┌────────

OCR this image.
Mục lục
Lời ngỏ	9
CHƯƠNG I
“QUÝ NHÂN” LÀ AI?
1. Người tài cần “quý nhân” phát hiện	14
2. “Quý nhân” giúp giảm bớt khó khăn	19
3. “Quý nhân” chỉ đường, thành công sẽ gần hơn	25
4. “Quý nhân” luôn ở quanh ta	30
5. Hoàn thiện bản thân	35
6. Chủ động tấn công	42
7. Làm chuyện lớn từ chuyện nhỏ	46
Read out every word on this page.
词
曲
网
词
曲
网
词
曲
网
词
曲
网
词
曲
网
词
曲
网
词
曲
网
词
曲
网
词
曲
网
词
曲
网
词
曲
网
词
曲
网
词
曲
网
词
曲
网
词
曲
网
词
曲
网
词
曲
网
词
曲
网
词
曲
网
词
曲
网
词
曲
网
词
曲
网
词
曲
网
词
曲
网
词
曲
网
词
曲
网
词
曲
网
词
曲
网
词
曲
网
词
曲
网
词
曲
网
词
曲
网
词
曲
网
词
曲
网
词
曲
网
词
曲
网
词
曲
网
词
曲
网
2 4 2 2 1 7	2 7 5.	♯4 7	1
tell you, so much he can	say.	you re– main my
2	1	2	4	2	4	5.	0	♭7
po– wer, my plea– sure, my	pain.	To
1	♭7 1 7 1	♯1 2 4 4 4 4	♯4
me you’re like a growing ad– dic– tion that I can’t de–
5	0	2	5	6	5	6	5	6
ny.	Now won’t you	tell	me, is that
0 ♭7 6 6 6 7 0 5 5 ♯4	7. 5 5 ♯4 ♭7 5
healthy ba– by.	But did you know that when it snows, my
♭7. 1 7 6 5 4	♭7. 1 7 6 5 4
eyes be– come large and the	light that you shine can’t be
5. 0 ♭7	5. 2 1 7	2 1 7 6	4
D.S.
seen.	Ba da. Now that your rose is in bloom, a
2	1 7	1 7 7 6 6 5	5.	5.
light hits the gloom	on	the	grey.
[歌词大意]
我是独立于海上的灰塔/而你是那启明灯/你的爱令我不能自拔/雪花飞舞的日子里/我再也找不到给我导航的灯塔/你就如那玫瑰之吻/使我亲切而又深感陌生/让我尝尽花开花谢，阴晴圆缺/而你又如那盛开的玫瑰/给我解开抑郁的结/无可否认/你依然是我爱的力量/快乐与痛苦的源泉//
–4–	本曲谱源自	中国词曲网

└────────

▶ **Exercise details**:
Go through the records and pull out each line that includes the word "light".

▶ **Output below**:
eyes be– come large and the	light that you shine can’t be
light hits the gloom	on	the	grey.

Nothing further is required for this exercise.